##### Record set #####

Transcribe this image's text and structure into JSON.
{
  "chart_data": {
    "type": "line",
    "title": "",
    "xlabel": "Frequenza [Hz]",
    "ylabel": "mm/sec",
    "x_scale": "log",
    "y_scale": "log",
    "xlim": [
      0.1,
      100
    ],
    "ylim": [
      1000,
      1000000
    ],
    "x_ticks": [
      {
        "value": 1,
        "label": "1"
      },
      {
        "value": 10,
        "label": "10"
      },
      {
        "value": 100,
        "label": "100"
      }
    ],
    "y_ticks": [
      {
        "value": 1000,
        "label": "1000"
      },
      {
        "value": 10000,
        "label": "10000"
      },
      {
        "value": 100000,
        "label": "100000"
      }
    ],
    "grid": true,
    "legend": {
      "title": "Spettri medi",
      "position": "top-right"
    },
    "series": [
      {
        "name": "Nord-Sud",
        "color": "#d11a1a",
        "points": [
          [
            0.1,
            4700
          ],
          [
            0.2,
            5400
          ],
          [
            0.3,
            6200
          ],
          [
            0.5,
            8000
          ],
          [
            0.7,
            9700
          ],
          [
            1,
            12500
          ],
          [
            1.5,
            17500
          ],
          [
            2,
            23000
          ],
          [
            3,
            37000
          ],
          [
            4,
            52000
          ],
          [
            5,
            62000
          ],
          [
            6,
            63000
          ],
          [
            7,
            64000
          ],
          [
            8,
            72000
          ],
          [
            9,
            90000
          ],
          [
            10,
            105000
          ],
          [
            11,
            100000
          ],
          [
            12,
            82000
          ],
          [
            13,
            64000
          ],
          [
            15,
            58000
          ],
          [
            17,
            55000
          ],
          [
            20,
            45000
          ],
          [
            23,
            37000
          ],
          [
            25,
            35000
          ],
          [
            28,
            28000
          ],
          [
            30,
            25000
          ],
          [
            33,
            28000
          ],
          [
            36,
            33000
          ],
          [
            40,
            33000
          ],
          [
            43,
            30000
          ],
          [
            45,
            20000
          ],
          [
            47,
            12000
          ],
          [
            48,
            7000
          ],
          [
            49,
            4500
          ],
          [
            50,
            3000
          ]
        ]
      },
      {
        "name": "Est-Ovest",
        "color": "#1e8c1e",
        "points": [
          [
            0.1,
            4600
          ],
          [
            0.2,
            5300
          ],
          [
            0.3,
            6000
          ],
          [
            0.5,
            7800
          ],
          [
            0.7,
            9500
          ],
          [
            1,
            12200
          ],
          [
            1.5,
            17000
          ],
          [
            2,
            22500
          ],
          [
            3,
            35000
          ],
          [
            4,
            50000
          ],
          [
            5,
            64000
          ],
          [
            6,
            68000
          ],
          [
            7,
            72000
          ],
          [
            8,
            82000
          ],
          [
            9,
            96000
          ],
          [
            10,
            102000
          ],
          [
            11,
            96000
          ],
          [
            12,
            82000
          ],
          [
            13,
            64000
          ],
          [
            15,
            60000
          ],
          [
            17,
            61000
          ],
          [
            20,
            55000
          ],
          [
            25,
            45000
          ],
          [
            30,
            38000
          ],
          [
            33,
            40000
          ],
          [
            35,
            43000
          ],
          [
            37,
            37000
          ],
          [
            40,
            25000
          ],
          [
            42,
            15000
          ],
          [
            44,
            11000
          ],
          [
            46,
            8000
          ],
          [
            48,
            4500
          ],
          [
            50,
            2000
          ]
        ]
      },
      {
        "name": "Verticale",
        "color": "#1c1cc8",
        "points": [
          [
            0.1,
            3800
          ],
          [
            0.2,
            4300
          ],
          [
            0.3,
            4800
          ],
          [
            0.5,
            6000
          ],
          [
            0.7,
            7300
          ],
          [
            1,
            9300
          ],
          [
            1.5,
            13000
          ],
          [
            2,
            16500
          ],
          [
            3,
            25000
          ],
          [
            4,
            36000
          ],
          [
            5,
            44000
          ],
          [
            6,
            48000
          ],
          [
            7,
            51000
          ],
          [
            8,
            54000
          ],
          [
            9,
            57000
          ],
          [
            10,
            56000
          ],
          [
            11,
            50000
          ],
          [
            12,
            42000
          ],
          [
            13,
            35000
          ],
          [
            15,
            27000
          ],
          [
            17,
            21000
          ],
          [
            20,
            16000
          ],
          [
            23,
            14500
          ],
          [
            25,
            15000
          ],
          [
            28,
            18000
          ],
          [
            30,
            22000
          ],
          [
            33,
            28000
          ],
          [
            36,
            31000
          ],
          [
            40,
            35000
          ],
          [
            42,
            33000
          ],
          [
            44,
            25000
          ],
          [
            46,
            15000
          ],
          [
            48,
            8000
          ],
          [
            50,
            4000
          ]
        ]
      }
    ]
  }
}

#####

* Written problem *
Repeat every record, keeping each word and mark exactly as it is.

* Output below *
Transcribe this image's text and structure into JSON.
{
  "chart_data": {
    "type": "line",
    "title": "",
    "xlabel": "Frequenza [Hz]",
    "ylabel": "mm/sec",
    "x_scale": "log",
    "y_scale": "log",
    "xlim": [
      0.1,
      100
    ],
    "ylim": [
      1000,
      1000000
    ],
    "x_ticks": [
      {
        "value": 1,
        "label": "1"
      },
      {
        "value": 10,
        "label": "10"
      },
      {
        "value": 100,
        "label": "100"
      }
    ],
    "y_ticks": [
      {
        "value": 1000,
        "label": "1000"
      },
      {
        "value": 10000,
        "label": "10000"
      },
      {
        "value": 100000,
        "label": "100000"
      }
    ],
    "grid": true,
    "legend": {
      "title": "Spettri medi",
      "position": "top-right"
    },
    "series": [
      {
        "name": "Nord-Sud",
        "color": "#d11a1a",
        "points": [
          [
            0.1,
            4700
          ],
          [
            0.2,
            5400
          ],
          [
            0.3,
            6200
          ],
          [
            0.5,
            8000
          ],
          [
            0.7,
            9700
          ],
          [
            1,
            12500
          ],
          [
            1.5,
            17500
          ],
          [
            2,
            23000
          ],
          [
            3,
            37000
          ],
          [
            4,
            52000
          ],
          [
            5,
            62000
          ],
          [
            6,
            63000
          ],
          [
            7,
            64000
          ],
          [
            8,
            72000
          ],
          [
            9,
            90000
          ],
          [
            10,
            105000
          ],
          [
            11,
            100000
          ],
          [
            12,
            82000
          ],
          [
            13,
            64000
          ],
          [
            15,
            58000
          ],
          [
            17,
            55000
          ],
          [
            20,
            45000
          ],
          [
            23,
            37000
          ],
          [
            25,
            35000
          ],
          [
            28,
            28000
          ],
          [
            30,
            25000
          ],
          [
            33,
            28000
          ],
          [
            36,
            33000
          ],
          [
            40,
            33000
          ],
          [
            43,
            30000
          ],
          [
            45,
            20000
          ],
          [
            47,
            12000
          ],
          [
            48,
            7000
          ],
          [
            49,
            4500
          ],
          [
            50,
            3000
          ]
        ]
      },
      {
        "name": "Est-Ovest",
        "color": "#1e8c1e",
        "points": [
          [
            0.1,
            4600
          ],
          [
            0.2,
            5300
          ],
          [
            0.3,
            6000
          ],
          [
            0.5,
            7800
          ],
          [
            0.7,
            9500
          ],
          [
            1,
            12200
          ],
          [
            1.5,
            17000
          ],
          [
            2,
            22500
          ],
          [
            3,
            35000
          ],
          [
            4,
            50000
          ],
          [
            5,
            64000
          ],
          [
            6,
            68000
          ],
          [
            7,
            72000
          ],
          [
            8,
            82000
          ],
          [
            9,
            96000
          ],
          [
            10,
            102000
          ],
          [
            11,
            96000
          ],
          [
            12,
            82000
          ],
          [
            13,
            64000
          ],
          [
            15,
            60000
          ],
          [
            17,
            61000
          ],
          [
            20,
            55000
          ],
          [
            25,
            45000
          ],
          [
            30,
            38000
          ],
          [
            33,
            40000
          ],
          [
            35,
            43000
          ],
          [
            37,
            37000
          ],
          [
            40,
            25000
          ],
          [
            42,
            15000
          ],
          [
            44,
            11000
          ],
          [
            46,
            8000
          ],
          [
            48,
            4500
          ],
          [
            50,
            2000
          ]
        ]
      },
      {
        "name": "Verticale",
        "color": "#1c1cc8",
        "points": [
          [
            0.1,
            3800
          ],
          [
            0.2,
            4300
          ],
          [
            0.3,
            4800
          ],
          [
            0.5,
            6000
          ],
          [
            0.7,
            7300
          ],
          [
            1,
            9300
          ],
          [
            1.5,
            13000
          ],
          [
            2,
            16500
          ],
          [
            3,
            25000
          ],
          [
            4,
            36000
          ],
          [
            5,
            44000
          ],
          [
            6,
            48000
          ],
          [
            7,
            51000
          ],
          [
            8,
            54000
          ],
          [
            9,
            57000
          ],
          [
            10,
            56000
          ],
          [
            11,
            50000
          ],
          [
            12,
            42000
          ],
          [
            13,
            35000
          ],
          [
            15,
            27000
          ],
          [
            17,
            21000
          ],
          [
            20,
            16000
          ],
          [
            23,
            14500
          ],
          [
            25,
            15000
          ],
          [
            28,
            18000
          ],
          [
            30,
            22000
          ],
          [
            33,
            28000
          ],
          [
            36,
            31000
          ],
          [
            40,
            35000
          ],
          [
            42,
            33000
          ],
          [
            44,
            25000
          ],
          [
            46,
            15000
          ],
          [
            48,
            8000
          ],
          [
            50,
            4000
          ]
        ]
      }
    ]
  }
}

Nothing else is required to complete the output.